What is expected:
Pull out every line with the word "name" from the entries below.
----- Provided records
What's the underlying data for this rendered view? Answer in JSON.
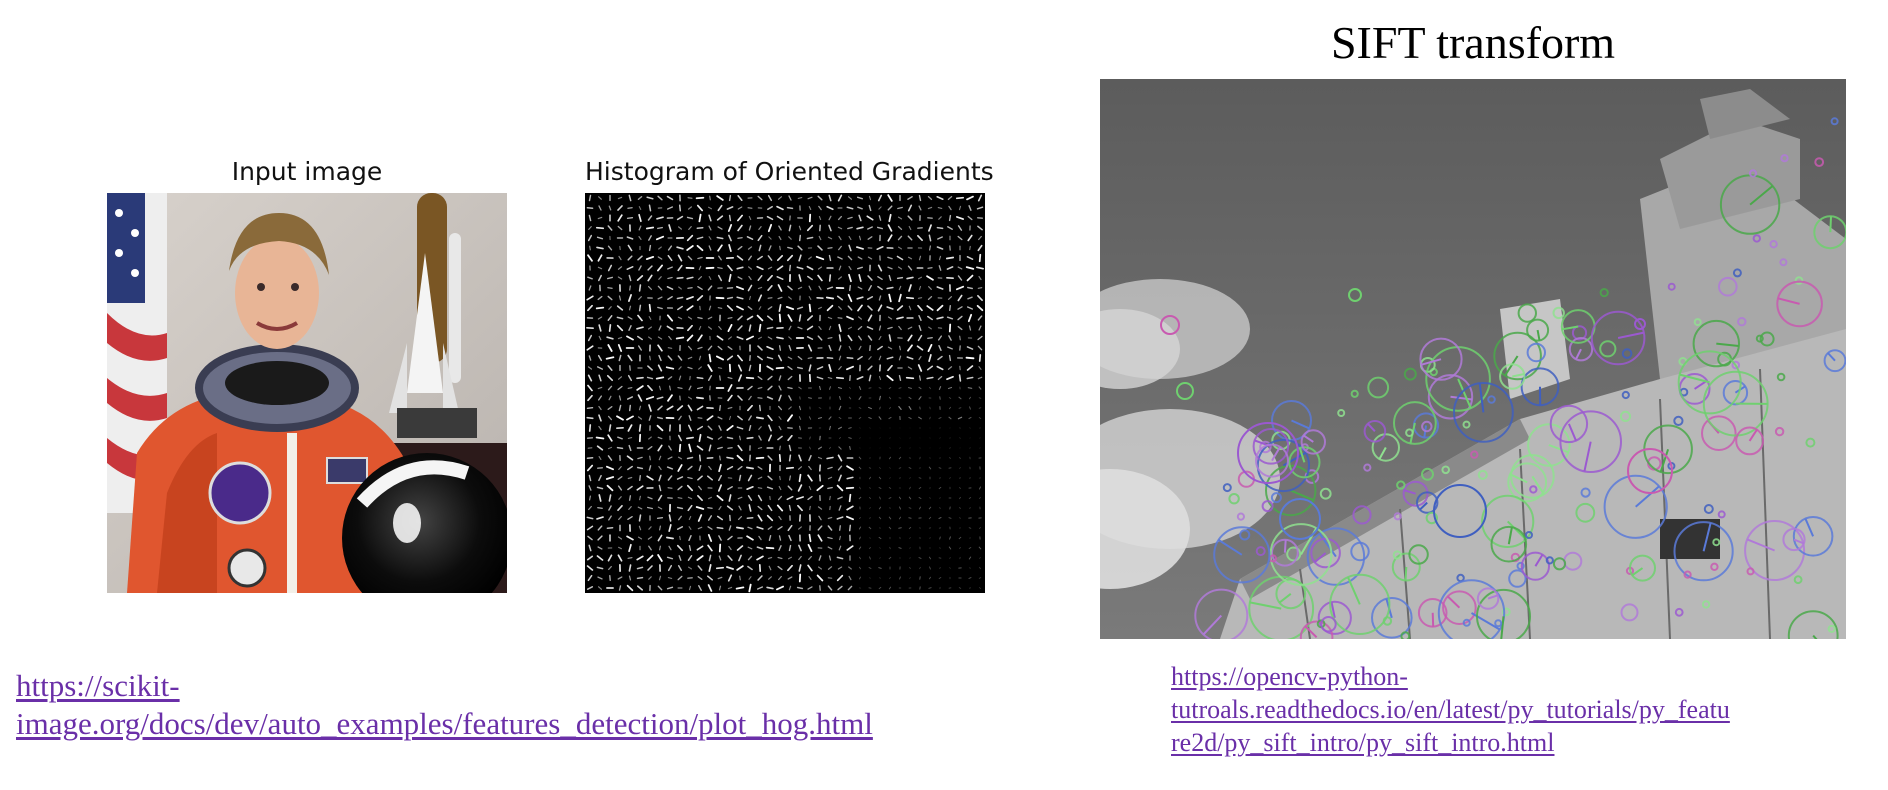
{
  "left_figure": {
    "input_caption": "Input image",
    "hog_caption": "Histogram of Oriented Gradients",
    "link_line1": "https://scikit-",
    "link_line2": "image.org/docs/dev/auto_examples/features_detection/plot_hog.html"
  },
  "right_figure": {
    "title": "SIFT transform",
    "link_line1": "https://opencv-python-",
    "link_line2": "tutroals.readthedocs.io/en/latest/py_tutorials/py_featu",
    "link_line3": "re2d/py_sift_intro/py_sift_intro.html"
  },
  "colors": {
    "link": "#6a2fa8",
    "suit": "#e0562f",
    "hog_background": "#000000",
    "sift_sky": "#6a6a6a"
  }
}
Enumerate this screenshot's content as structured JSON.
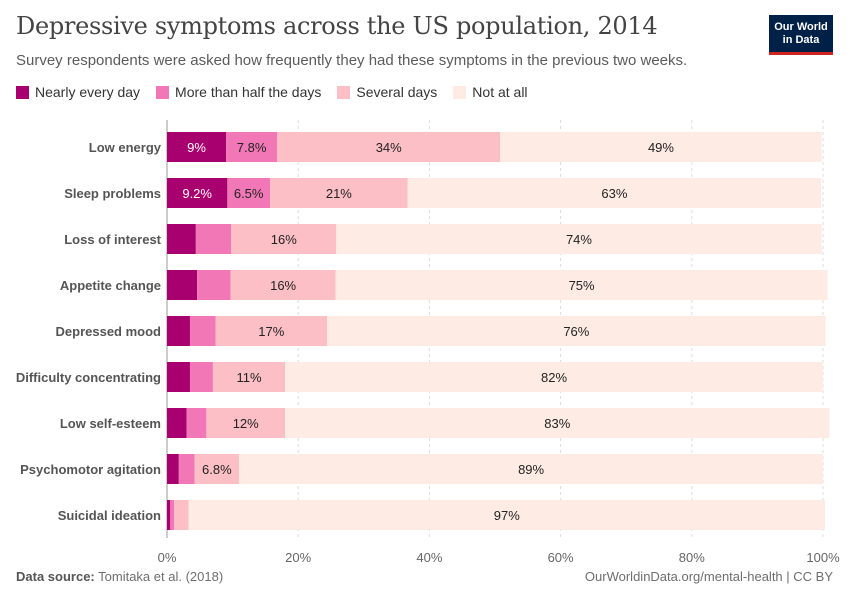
{
  "title": "Depressive symptoms across the US population, 2014",
  "subtitle": "Survey respondents were asked how frequently they had these symptoms in the previous two weeks.",
  "logo": {
    "line1": "Our World",
    "line2": "in Data"
  },
  "footer": {
    "source_label": "Data source:",
    "source_value": "Tomitaka et al. (2018)",
    "right": "OurWorldinData.org/mental-health | CC BY"
  },
  "chart_data": {
    "type": "bar",
    "orientation": "horizontal",
    "stacked": true,
    "categories": [
      "Low energy",
      "Sleep problems",
      "Loss of interest",
      "Appetite change",
      "Depressed mood",
      "Difficulty concentrating",
      "Low self-esteem",
      "Psychomotor agitation",
      "Suicidal ideation"
    ],
    "series": [
      {
        "name": "Nearly every day",
        "color": "#a8006e",
        "values": [
          9,
          9.2,
          4.4,
          4.6,
          3.5,
          3.5,
          3,
          1.8,
          0.5
        ],
        "labels": [
          "9%",
          "9.2%",
          "",
          "",
          "",
          "",
          "",
          "",
          ""
        ]
      },
      {
        "name": "More than half the days",
        "color": "#f277b7",
        "values": [
          7.8,
          6.5,
          5.4,
          5.1,
          3.9,
          3.5,
          3,
          2.4,
          0.6
        ],
        "labels": [
          "7.8%",
          "6.5%",
          "",
          "",
          "",
          "",
          "",
          "",
          ""
        ]
      },
      {
        "name": "Several days",
        "color": "#fbbfc5",
        "values": [
          34,
          21,
          16,
          16,
          17,
          11,
          12,
          6.8,
          2.2
        ],
        "labels": [
          "34%",
          "21%",
          "16%",
          "16%",
          "17%",
          "11%",
          "12%",
          "6.8%",
          ""
        ]
      },
      {
        "name": "Not at all",
        "color": "#fdebe4",
        "values": [
          49,
          63,
          74,
          75,
          76,
          82,
          83,
          89,
          97
        ],
        "labels": [
          "49%",
          "63%",
          "74%",
          "75%",
          "76%",
          "82%",
          "83%",
          "89%",
          "97%"
        ]
      }
    ],
    "xlim": [
      0,
      100
    ],
    "xticks": [
      "0%",
      "20%",
      "40%",
      "60%",
      "80%",
      "100%"
    ],
    "grid": true,
    "legend": "top-left"
  }
}
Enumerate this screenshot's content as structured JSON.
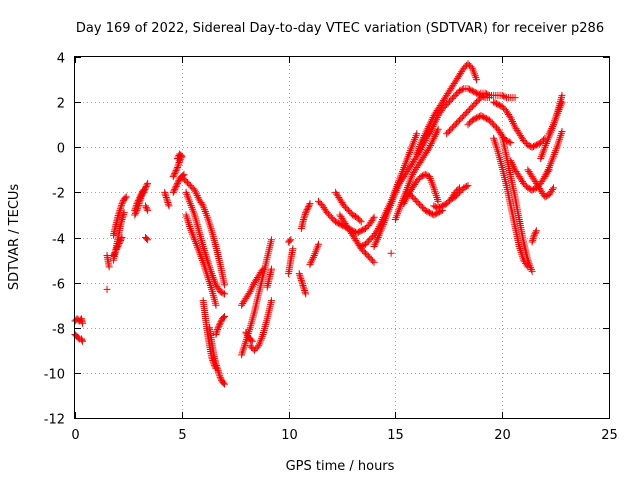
{
  "chart_data": {
    "type": "scatter",
    "title": "Day 169 of 2022, Sidereal Day-to-day VTEC variation (SDTVAR) for receiver p286",
    "xlabel": "GPS time / hours",
    "ylabel": "SDTVAR / TECUs",
    "xlim": [
      0,
      25
    ],
    "ylim": [
      -12,
      4
    ],
    "x_ticks": [
      0,
      5,
      10,
      15,
      20,
      25
    ],
    "y_ticks": [
      -12,
      -10,
      -8,
      -6,
      -4,
      -2,
      0,
      2,
      4
    ],
    "grid": true,
    "marker": "+",
    "color": "#ff0000",
    "series": [
      {
        "x": [
          0.0,
          0.1,
          0.2,
          0.3,
          0.35
        ],
        "y": [
          -7.7,
          -7.6,
          -7.7,
          -7.6,
          -7.8
        ]
      },
      {
        "x": [
          0.0,
          0.1,
          0.2,
          0.3,
          0.35
        ],
        "y": [
          -8.3,
          -8.4,
          -8.5,
          -8.5,
          -8.6
        ]
      },
      {
        "x": [
          1.5,
          1.6
        ],
        "y": [
          -4.8,
          -5.3
        ]
      },
      {
        "x": [
          1.5
        ],
        "y": [
          -6.3
        ]
      },
      {
        "x": [
          1.8,
          1.9,
          2.0,
          2.1,
          2.2,
          2.3
        ],
        "y": [
          -5.0,
          -4.6,
          -4.1,
          -3.6,
          -3.2,
          -2.9
        ]
      },
      {
        "x": [
          1.8,
          1.9,
          2.0,
          2.1,
          2.2,
          2.3,
          2.4
        ],
        "y": [
          -3.9,
          -3.5,
          -3.1,
          -2.8,
          -2.5,
          -2.3,
          -2.2
        ]
      },
      {
        "x": [
          1.8,
          1.9,
          2.0,
          2.1,
          2.2
        ],
        "y": [
          -4.8,
          -4.6,
          -4.4,
          -4.2,
          -4.0
        ]
      },
      {
        "x": [
          2.8,
          2.9,
          3.0,
          3.1,
          3.2
        ],
        "y": [
          -2.8,
          -2.5,
          -2.3,
          -2.1,
          -1.9
        ]
      },
      {
        "x": [
          2.8,
          2.9,
          3.0,
          3.1,
          3.2,
          3.3,
          3.4
        ],
        "y": [
          -3.0,
          -2.8,
          -2.5,
          -2.2,
          -2.0,
          -1.8,
          -1.6
        ]
      },
      {
        "x": [
          3.3,
          3.4
        ],
        "y": [
          -2.6,
          -2.8
        ]
      },
      {
        "x": [
          3.3,
          3.4
        ],
        "y": [
          -4.0,
          -4.1
        ]
      },
      {
        "x": [
          4.2,
          4.3,
          4.4
        ],
        "y": [
          -2.0,
          -2.3,
          -2.6
        ]
      },
      {
        "x": [
          4.6,
          4.7,
          4.8,
          4.9,
          5.0
        ],
        "y": [
          -1.3,
          -1.1,
          -0.9,
          -0.6,
          -0.4
        ]
      },
      {
        "x": [
          4.6,
          4.7,
          4.8,
          4.9,
          5.0,
          5.1
        ],
        "y": [
          -2.0,
          -1.8,
          -1.6,
          -1.4,
          -1.3,
          -1.2
        ]
      },
      {
        "x": [
          4.8,
          4.9,
          5.0
        ],
        "y": [
          -0.5,
          -0.3,
          -0.4
        ]
      },
      {
        "x": [
          5.0,
          5.2,
          5.4,
          5.6,
          5.8,
          6.0,
          6.2,
          6.4,
          6.6,
          6.8,
          7.0
        ],
        "y": [
          -1.3,
          -1.5,
          -1.7,
          -1.9,
          -2.3,
          -2.6,
          -3.1,
          -3.7,
          -4.4,
          -5.2,
          -6.1
        ]
      },
      {
        "x": [
          5.2,
          5.4,
          5.6,
          5.8,
          6.0,
          6.2,
          6.4,
          6.6,
          6.8,
          7.0
        ],
        "y": [
          -2.0,
          -2.5,
          -3.0,
          -3.7,
          -4.4,
          -5.0,
          -5.6,
          -6.1,
          -6.4,
          -6.5
        ]
      },
      {
        "x": [
          5.2,
          5.4,
          5.6,
          5.8,
          6.0,
          6.2,
          6.4,
          6.6
        ],
        "y": [
          -3.0,
          -3.6,
          -4.1,
          -4.6,
          -5.1,
          -5.7,
          -6.3,
          -7.0
        ]
      },
      {
        "x": [
          6.0,
          6.1,
          6.2,
          6.3,
          6.4,
          6.5,
          6.6
        ],
        "y": [
          -6.8,
          -7.5,
          -8.2,
          -8.8,
          -9.3,
          -9.6,
          -9.8
        ]
      },
      {
        "x": [
          6.3,
          6.4,
          6.5,
          6.6,
          6.7,
          6.8,
          6.9,
          7.0
        ],
        "y": [
          -8.0,
          -8.6,
          -9.2,
          -9.6,
          -9.9,
          -10.2,
          -10.4,
          -10.5
        ]
      },
      {
        "x": [
          6.6,
          6.7,
          6.8,
          6.9,
          7.0
        ],
        "y": [
          -8.3,
          -8.0,
          -7.8,
          -7.6,
          -7.5
        ]
      },
      {
        "x": [
          7.8,
          8.0,
          8.2,
          8.4,
          8.6,
          8.8,
          9.0,
          9.2
        ],
        "y": [
          -9.2,
          -8.6,
          -8.0,
          -7.3,
          -6.5,
          -5.7,
          -4.9,
          -4.1
        ]
      },
      {
        "x": [
          7.8,
          8.0,
          8.2,
          8.4,
          8.6,
          8.8
        ],
        "y": [
          -7.0,
          -6.7,
          -6.4,
          -6.0,
          -5.7,
          -5.4
        ]
      },
      {
        "x": [
          8.2,
          8.4,
          8.6,
          8.8,
          9.0,
          9.2
        ],
        "y": [
          -8.8,
          -9.0,
          -8.8,
          -8.3,
          -7.6,
          -6.8
        ]
      },
      {
        "x": [
          8.0,
          8.1,
          8.2,
          8.3
        ],
        "y": [
          -8.2,
          -8.4,
          -8.5,
          -8.6
        ]
      },
      {
        "x": [
          9.0,
          9.1,
          9.2
        ],
        "y": [
          -6.2,
          -5.8,
          -5.4
        ]
      },
      {
        "x": [
          10.0,
          10.1,
          10.2
        ],
        "y": [
          -5.6,
          -5.0,
          -4.5
        ]
      },
      {
        "x": [
          10.0,
          10.1
        ],
        "y": [
          -4.2,
          -4.1
        ]
      },
      {
        "x": [
          10.5,
          10.6,
          10.7,
          10.8
        ],
        "y": [
          -5.6,
          -5.9,
          -6.2,
          -6.5
        ]
      },
      {
        "x": [
          10.6,
          10.7,
          10.8,
          10.9,
          11.0
        ],
        "y": [
          -3.6,
          -3.2,
          -2.9,
          -2.7,
          -2.5
        ]
      },
      {
        "x": [
          11.0,
          11.2,
          11.4
        ],
        "y": [
          -5.2,
          -4.8,
          -4.3
        ]
      },
      {
        "x": [
          11.4,
          11.6,
          11.8,
          12.0,
          12.2,
          12.4,
          12.6,
          12.8,
          13.0,
          13.2,
          13.4,
          13.6,
          13.8,
          14.0
        ],
        "y": [
          -2.4,
          -2.6,
          -2.9,
          -3.1,
          -3.3,
          -3.4,
          -3.5,
          -3.6,
          -3.7,
          -3.8,
          -3.7,
          -3.6,
          -3.4,
          -3.1
        ]
      },
      {
        "x": [
          12.4,
          12.6,
          12.8,
          13.0,
          13.2,
          13.4,
          13.6,
          13.8,
          14.0
        ],
        "y": [
          -3.0,
          -3.3,
          -3.6,
          -3.9,
          -4.2,
          -4.5,
          -4.7,
          -4.9,
          -5.1
        ]
      },
      {
        "x": [
          12.2,
          12.4,
          12.6,
          12.8,
          13.0,
          13.2,
          13.4
        ],
        "y": [
          -2.0,
          -2.3,
          -2.6,
          -2.8,
          -3.0,
          -3.1,
          -3.3
        ]
      },
      {
        "x": [
          13.4,
          13.6,
          13.8,
          14.0,
          14.2,
          14.4,
          14.6,
          14.8,
          15.0,
          15.2,
          15.4,
          15.6,
          15.8,
          16.0
        ],
        "y": [
          -4.4,
          -4.3,
          -4.1,
          -3.9,
          -3.6,
          -3.2,
          -2.8,
          -2.4,
          -1.9,
          -1.4,
          -0.9,
          -0.4,
          0.1,
          0.6
        ]
      },
      {
        "x": [
          14.0,
          14.2,
          14.4,
          14.6,
          14.8,
          15.0,
          15.2,
          15.4,
          15.6,
          15.8,
          16.0,
          16.2,
          16.4,
          16.6
        ],
        "y": [
          -4.4,
          -4.0,
          -3.5,
          -3.0,
          -2.5,
          -2.0,
          -1.6,
          -1.3,
          -1.0,
          -0.7,
          -0.4,
          -0.1,
          0.3,
          0.7
        ]
      },
      {
        "x": [
          14.8
        ],
        "y": [
          -4.7
        ]
      },
      {
        "x": [
          15.0,
          15.2,
          15.4,
          15.6,
          15.8,
          16.0,
          16.2,
          16.4,
          16.6,
          16.8,
          17.0
        ],
        "y": [
          -3.2,
          -2.7,
          -2.2,
          -1.7,
          -1.2,
          -0.9,
          -0.6,
          -0.3,
          0.0,
          0.4,
          0.8
        ]
      },
      {
        "x": [
          15.4,
          15.6,
          15.8,
          16.0,
          16.2,
          16.4,
          16.6,
          16.8,
          17.0
        ],
        "y": [
          -2.5,
          -2.1,
          -1.8,
          -1.5,
          -1.3,
          -1.2,
          -1.3,
          -1.8,
          -2.4
        ]
      },
      {
        "x": [
          15.6,
          15.8,
          16.0,
          16.2,
          16.4,
          16.6,
          16.8,
          17.0,
          17.2
        ],
        "y": [
          -2.0,
          -2.2,
          -2.4,
          -2.6,
          -2.8,
          -2.9,
          -3.0,
          -2.9,
          -2.8
        ]
      },
      {
        "x": [
          16.0,
          16.2,
          16.4,
          16.6,
          16.8,
          17.0,
          17.2,
          17.4,
          17.6,
          17.8,
          18.0,
          18.2,
          18.4,
          18.6,
          18.8
        ],
        "y": [
          -0.3,
          0.2,
          0.6,
          1.0,
          1.4,
          1.7,
          2.0,
          2.3,
          2.6,
          2.9,
          3.2,
          3.5,
          3.7,
          3.5,
          3.0
        ]
      },
      {
        "x": [
          16.6,
          16.8,
          17.0,
          17.2,
          17.4,
          17.6,
          17.8,
          18.0,
          18.2,
          18.4,
          18.6,
          18.8,
          19.0,
          19.2,
          19.4
        ],
        "y": [
          0.6,
          1.0,
          1.4,
          1.7,
          1.9,
          2.1,
          2.3,
          2.5,
          2.6,
          2.6,
          2.5,
          2.4,
          2.3,
          2.2,
          2.2
        ]
      },
      {
        "x": [
          16.8,
          17.0,
          17.2,
          17.4,
          17.6,
          17.8,
          18.0
        ],
        "y": [
          -2.6,
          -2.7,
          -2.6,
          -2.5,
          -2.3,
          -2.0,
          -1.8
        ]
      },
      {
        "x": [
          17.4,
          17.6,
          17.8,
          18.0,
          18.2,
          18.4,
          18.6,
          18.8,
          19.0
        ],
        "y": [
          0.6,
          0.8,
          1.0,
          1.2,
          1.4,
          1.6,
          1.8,
          2.0,
          2.2
        ]
      },
      {
        "x": [
          17.6,
          17.8,
          18.0,
          18.2,
          18.4
        ],
        "y": [
          -2.3,
          -2.2,
          -2.0,
          -1.8,
          -1.7
        ]
      },
      {
        "x": [
          18.4,
          18.6,
          18.8,
          19.0,
          19.2,
          19.4,
          19.6,
          19.8,
          20.0,
          20.2,
          20.4
        ],
        "y": [
          1.0,
          1.2,
          1.3,
          1.4,
          1.3,
          1.2,
          1.0,
          0.8,
          0.5,
          0.3,
          0.2
        ]
      },
      {
        "x": [
          19.0,
          19.2,
          19.4,
          19.6,
          19.8,
          20.0,
          20.2,
          20.4,
          20.6
        ],
        "y": [
          2.4,
          2.4,
          2.3,
          2.3,
          2.3,
          2.3,
          2.2,
          2.2,
          2.2
        ]
      },
      {
        "x": [
          19.6,
          19.8,
          20.0,
          20.2,
          20.4,
          20.6,
          20.8,
          21.0,
          21.2,
          21.4,
          21.6,
          21.8,
          22.0
        ],
        "y": [
          2.0,
          1.9,
          1.8,
          1.6,
          1.3,
          0.9,
          0.6,
          0.3,
          0.1,
          0.0,
          0.1,
          0.2,
          0.4
        ]
      },
      {
        "x": [
          19.6,
          19.8,
          20.0,
          20.2,
          20.4,
          20.6,
          20.8,
          21.0,
          21.2
        ],
        "y": [
          0.4,
          -0.2,
          -0.9,
          -1.7,
          -2.6,
          -3.5,
          -4.4,
          -5.0,
          -5.3
        ]
      },
      {
        "x": [
          20.0,
          20.2,
          20.4,
          20.6,
          20.8,
          21.0,
          21.2,
          21.4
        ],
        "y": [
          0.5,
          -0.4,
          -1.3,
          -2.2,
          -3.2,
          -4.2,
          -5.0,
          -5.5
        ]
      },
      {
        "x": [
          20.4,
          20.6,
          20.8,
          21.0,
          21.2,
          21.4,
          21.6,
          21.8,
          22.0,
          22.2
        ],
        "y": [
          -0.6,
          -1.0,
          -1.3,
          -1.6,
          -1.8,
          -1.9,
          -1.8,
          -1.6,
          -1.3,
          -1.0
        ]
      },
      {
        "x": [
          21.2,
          21.4,
          21.6,
          21.8,
          22.0,
          22.2,
          22.4
        ],
        "y": [
          -1.0,
          -1.3,
          -1.6,
          -1.9,
          -2.2,
          -2.1,
          -1.8
        ]
      },
      {
        "x": [
          21.4,
          21.5,
          21.6
        ],
        "y": [
          -4.2,
          -3.9,
          -3.7
        ]
      },
      {
        "x": [
          21.8,
          22.0,
          22.2,
          22.4,
          22.6,
          22.8
        ],
        "y": [
          -0.5,
          0.0,
          0.5,
          1.0,
          1.6,
          2.3
        ]
      },
      {
        "x": [
          22.0,
          22.2,
          22.4,
          22.6,
          22.8
        ],
        "y": [
          -1.3,
          -0.9,
          -0.4,
          0.1,
          0.7
        ]
      },
      {
        "x": [
          22.2,
          22.4,
          22.6,
          22.8
        ],
        "y": [
          0.6,
          1.0,
          1.5,
          2.0
        ]
      }
    ]
  }
}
----------
Written reply:
        "name": "Nearly every day",
        "name": "More than half the days",
        "name": "Several days",
        "name": "Not at all",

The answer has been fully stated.